=== Texto de apoio ===

Cercada de desafios em função da dificuldade em envolver escolas e alunos no universo da arte, a tarefa, por outro lado, também é celebrada, principalmente por impactar a vida de jovens.
“Os alunos amam e me cobram. Não posso faltar ou chegar atrasado, senão levo bronca”, conta o maestro, referindo-se às crianças da escola da Vila Mimosa. “Os professores contam que elas amam os ensaios, falam sobre o coral a semana inteira”, afirma.
Esses jovens fazem parte de um projeto, que nasceu após a pandemia. Criado pelo maestro Wilson Nascimento e selecionado pelo Instituto Dona Neném, a ação já integrou cinco escolas públicas de Campinas e atingiu mais de 300 crianças e adolescentes desde o ano passado. Mas a tarefa é árdua e a receptividade demonstrada pelas crianças da EE Celestino de Campos não é tão comum.
A barreira para levar a música para dentro das unidades de ensino já surge na chegada, conta o maestro. “Os coordenadores e diretores, em geral, apreciam a arte, mas as escolas têm suas rotinas e, quando eu chego com a proposta, sugiro mudanças”, explica.
Um outro obstáculo está ligado à falta de interesse de alguns alunos. “Em uma escola do Parque Oziel, o trabalho era desenvolvido com estudantes do ensino médio e precisou ser interrompido, pois a proposta não os atraiu. No Jardim São Marcos, também organizei aulas, mas não houve prosseguimento, já que as atividades eram voluntárias e, após um tempo, não havia muitos alunos presentes.”
Segundo Nascimento, as crianças demonstram mais interesse do que os adolescentes.
“Dentro do ensino médio, o trabalho às vezes é mais lento”, explica. As escolas EE Prof. Hilton Federici, na Vila Santa Isabel, em Barão Geraldo, e EE Prof. Dante Alighieri Vita, no Jardim Santana, também são alvos do projeto. O maestro conta que de todas as unidades atendidas, apenas a de Barão Geraldo tem um espaço para ensaio.

===

- [Conjunto de tarefas]
- A) Liste todas as escolas citadas pelo nome próprio no texto sobre o coral nas escolas públicas.
- B) No texto sobre o coral nas escolas públicas, copie tudo o que vai de "Um outro obstáculo" até "espaço para ensaio.", substituindo "maestro" por "regente".
- C) Segundo o texto sobre o coral nas escolas públicas, quantas crianças e adolescentes o projeto já atingiu desde o ano passado?

=== Entradas fornecidas ===

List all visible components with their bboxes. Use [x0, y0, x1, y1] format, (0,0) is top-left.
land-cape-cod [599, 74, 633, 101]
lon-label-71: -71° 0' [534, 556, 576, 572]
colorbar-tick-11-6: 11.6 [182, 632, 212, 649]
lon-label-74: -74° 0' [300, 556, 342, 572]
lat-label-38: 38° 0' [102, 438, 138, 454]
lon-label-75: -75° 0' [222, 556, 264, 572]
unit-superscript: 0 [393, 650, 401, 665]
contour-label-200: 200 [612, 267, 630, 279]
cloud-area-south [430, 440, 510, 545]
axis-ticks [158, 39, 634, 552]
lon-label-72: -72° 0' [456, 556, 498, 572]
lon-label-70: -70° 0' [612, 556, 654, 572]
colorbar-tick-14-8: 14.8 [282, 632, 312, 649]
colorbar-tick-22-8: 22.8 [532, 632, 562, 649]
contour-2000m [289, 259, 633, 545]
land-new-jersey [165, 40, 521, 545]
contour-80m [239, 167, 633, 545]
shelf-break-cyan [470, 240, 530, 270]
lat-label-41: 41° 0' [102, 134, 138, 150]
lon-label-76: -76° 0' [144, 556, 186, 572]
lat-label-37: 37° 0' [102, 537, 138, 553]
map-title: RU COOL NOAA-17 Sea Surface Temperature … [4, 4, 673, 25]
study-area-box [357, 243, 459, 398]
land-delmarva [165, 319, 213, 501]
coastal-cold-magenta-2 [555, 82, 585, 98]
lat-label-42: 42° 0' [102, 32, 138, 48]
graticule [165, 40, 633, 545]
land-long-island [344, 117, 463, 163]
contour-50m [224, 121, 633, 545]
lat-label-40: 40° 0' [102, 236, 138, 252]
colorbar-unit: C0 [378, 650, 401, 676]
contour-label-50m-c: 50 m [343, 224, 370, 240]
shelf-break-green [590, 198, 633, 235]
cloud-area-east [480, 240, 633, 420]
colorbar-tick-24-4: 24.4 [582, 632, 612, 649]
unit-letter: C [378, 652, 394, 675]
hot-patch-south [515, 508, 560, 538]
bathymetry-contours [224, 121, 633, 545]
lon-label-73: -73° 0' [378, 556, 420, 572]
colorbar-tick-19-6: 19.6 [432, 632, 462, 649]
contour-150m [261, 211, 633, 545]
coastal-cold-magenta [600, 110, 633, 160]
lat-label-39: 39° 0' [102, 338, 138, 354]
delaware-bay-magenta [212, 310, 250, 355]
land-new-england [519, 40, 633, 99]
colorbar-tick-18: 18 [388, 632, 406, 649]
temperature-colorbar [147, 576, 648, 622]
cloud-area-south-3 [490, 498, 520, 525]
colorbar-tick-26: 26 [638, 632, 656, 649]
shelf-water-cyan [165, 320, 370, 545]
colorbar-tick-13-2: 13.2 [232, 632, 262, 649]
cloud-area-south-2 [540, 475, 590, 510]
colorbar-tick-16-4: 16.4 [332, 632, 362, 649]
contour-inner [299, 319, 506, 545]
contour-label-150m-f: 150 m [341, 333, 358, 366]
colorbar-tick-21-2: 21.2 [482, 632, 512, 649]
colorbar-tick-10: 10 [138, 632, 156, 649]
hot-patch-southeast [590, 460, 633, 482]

===

- [Soluções dos exercícios]
- A) EE Celestino de Campos, EE Prof. Hilton Federici e EE Prof. Dante Alighieri Vita.

- B)
Um outro obstáculo está ligado à falta de interesse de alguns alunos. “Em uma escola do Parque Oziel, o trabalho era desenvolvido com estudantes do ensino médio e precisou ser interrompido, pois a proposta não os atraiu. No Jardim São Marcos, também organizei aulas, mas não houve prosseguimento, já que as atividades eram voluntárias e, após um tempo, não havia muitos alunos presentes.”
Segundo Nascimento, as crianças demonstram mais interesse do que os adolescentes.
“Dentro do ensino médio, o trabalho às vezes é mais lento”, explica. As escolas EE Prof. Hilton Federici, na Vila Santa Isabel, em Barão Geraldo, e EE Prof. Dante Alighieri Vita, no Jardim Santana, também são alvos do projeto. O regente conta que de todas as unidades atendidas, apenas a de Barão Geraldo tem um espaço para ensaio.

- C) Mais de 300 crianças e adolescentes.